• **AIM OF THE TASK**:
All of the records below must be output exactly, with no pictures carried over.

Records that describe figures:
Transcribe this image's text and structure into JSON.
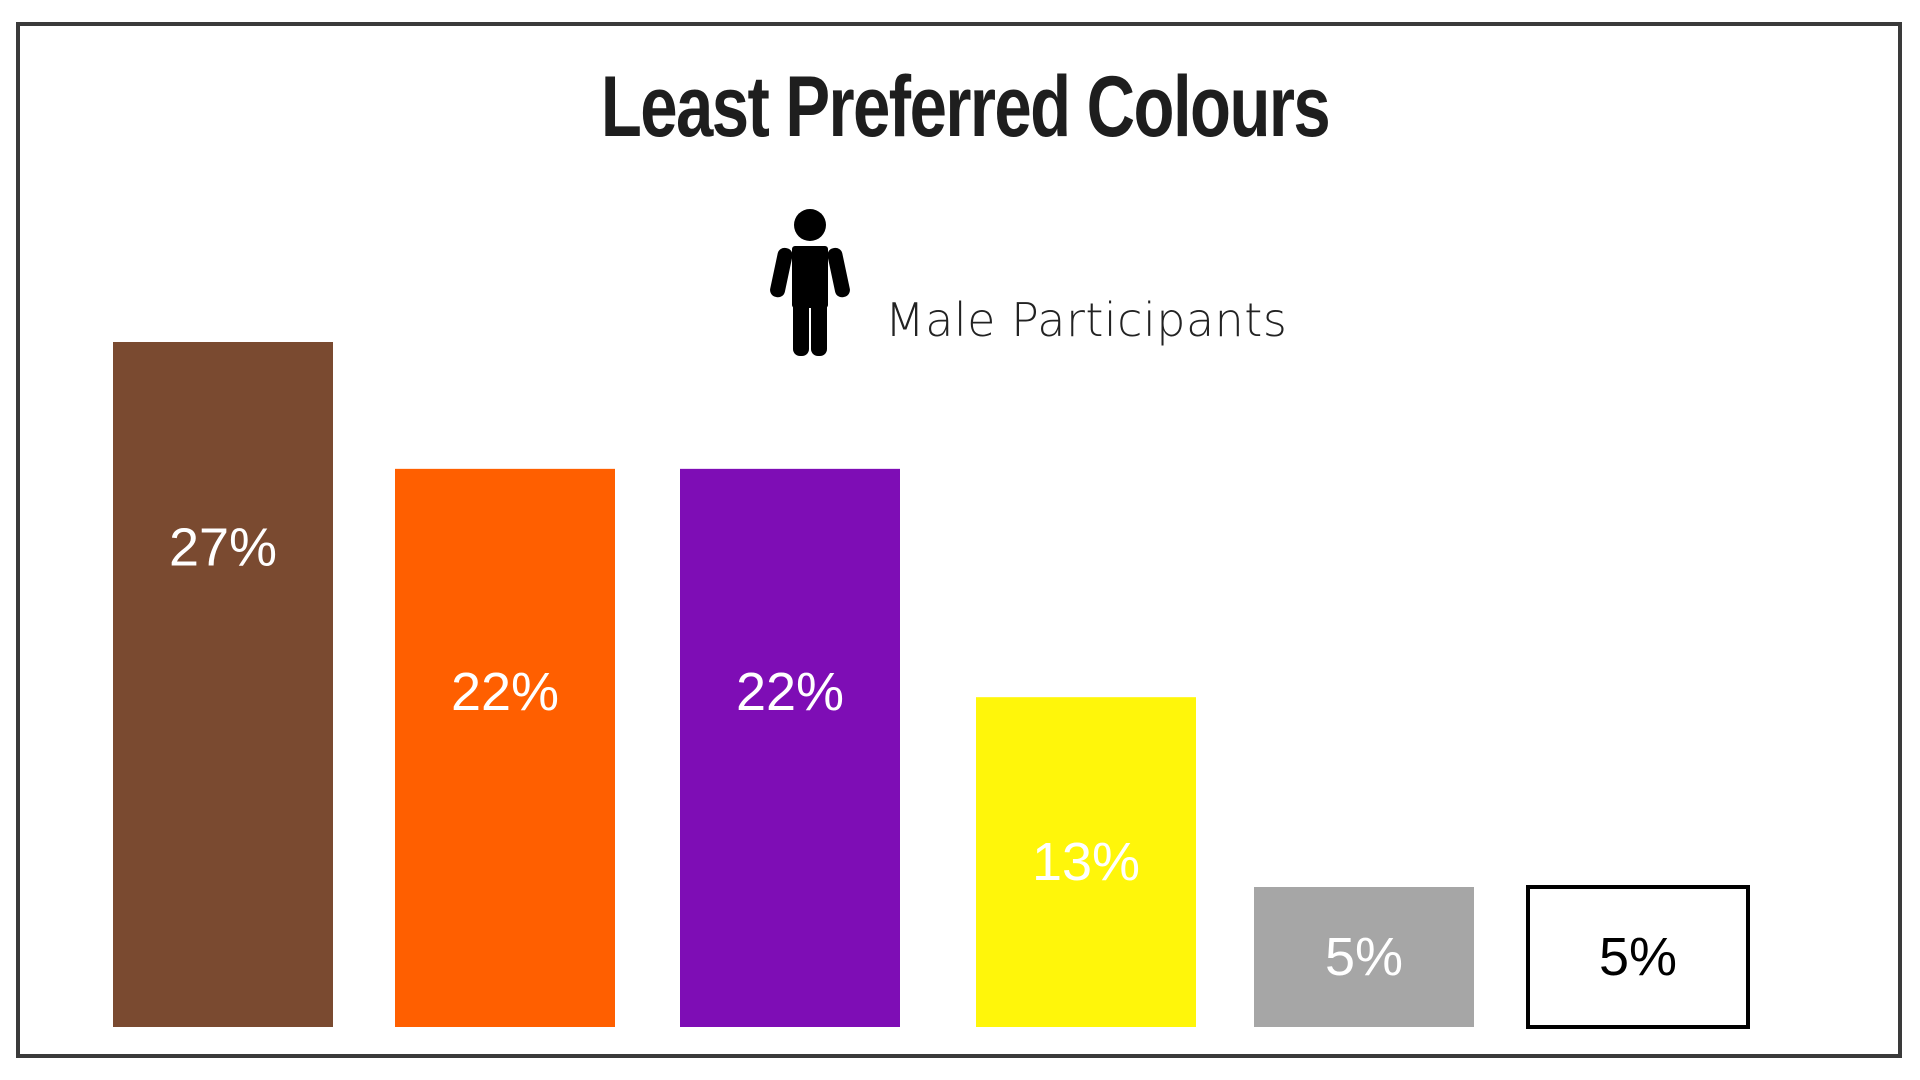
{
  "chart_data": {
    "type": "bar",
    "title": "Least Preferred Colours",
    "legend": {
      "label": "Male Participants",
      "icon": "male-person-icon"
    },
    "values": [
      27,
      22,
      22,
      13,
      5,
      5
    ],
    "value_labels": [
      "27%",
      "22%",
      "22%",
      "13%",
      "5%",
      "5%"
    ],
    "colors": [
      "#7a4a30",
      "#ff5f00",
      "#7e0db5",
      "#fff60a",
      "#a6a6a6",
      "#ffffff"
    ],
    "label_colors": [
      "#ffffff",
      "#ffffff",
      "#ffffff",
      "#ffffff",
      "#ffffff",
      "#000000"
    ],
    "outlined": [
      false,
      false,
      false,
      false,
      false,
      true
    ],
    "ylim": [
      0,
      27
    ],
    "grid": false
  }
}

• **PROBLEM SOLUTION**:
Transcribe this image's text and structure into JSON.
{
  "chart_data": {
    "type": "bar",
    "title": "Least Preferred Colours",
    "legend": {
      "label": "Male Participants",
      "icon": "male-person-icon"
    },
    "values": [
      27,
      22,
      22,
      13,
      5,
      5
    ],
    "value_labels": [
      "27%",
      "22%",
      "22%",
      "13%",
      "5%",
      "5%"
    ],
    "colors": [
      "#7a4a30",
      "#ff5f00",
      "#7e0db5",
      "#fff60a",
      "#a6a6a6",
      "#ffffff"
    ],
    "label_colors": [
      "#ffffff",
      "#ffffff",
      "#ffffff",
      "#ffffff",
      "#ffffff",
      "#000000"
    ],
    "outlined": [
      false,
      false,
      false,
      false,
      false,
      true
    ],
    "ylim": [
      0,
      27
    ],
    "grid": false
  }
}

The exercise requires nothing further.